▸ **Data to use**:
+-------+
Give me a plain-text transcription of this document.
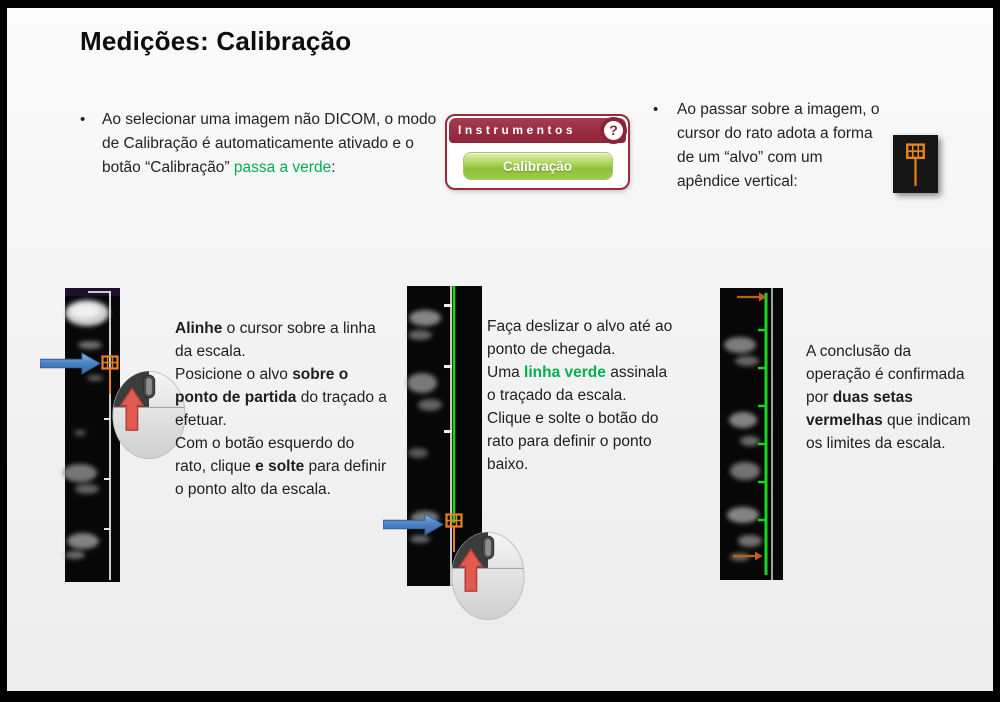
Medições: Calibração
• Ao selecionar uma imagem não DICOM, o modo de Calibração é automaticamente ativado e o botão “Calibração” passa a verde:
• Ao passar sobre a imagem, o cursor do rato adota a forma de um “alvo” com um apêndice vertical:
Instrumentos	?
Calibração
Alinhe o cursor sobre a linha da escala.
Posicione o alvo sobre o ponto de partida do traçado a efetuar.
Com o botão esquerdo do rato, clique e solte para definir o ponto alto da escala.
Faça deslizar o alvo até ao ponto de chegada.
Uma linha verde assinala o traçado da escala.
Clique e solte o botão do rato para definir o ponto baixo.
A conclusão da operação é confirmada por duas setas vermelhas que indicam os limites da escala.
+-------+
▸ **What you have to do**: On how many lines does the word "sobre" appear? Answer with only the number.

▸ **Result for this task**: 3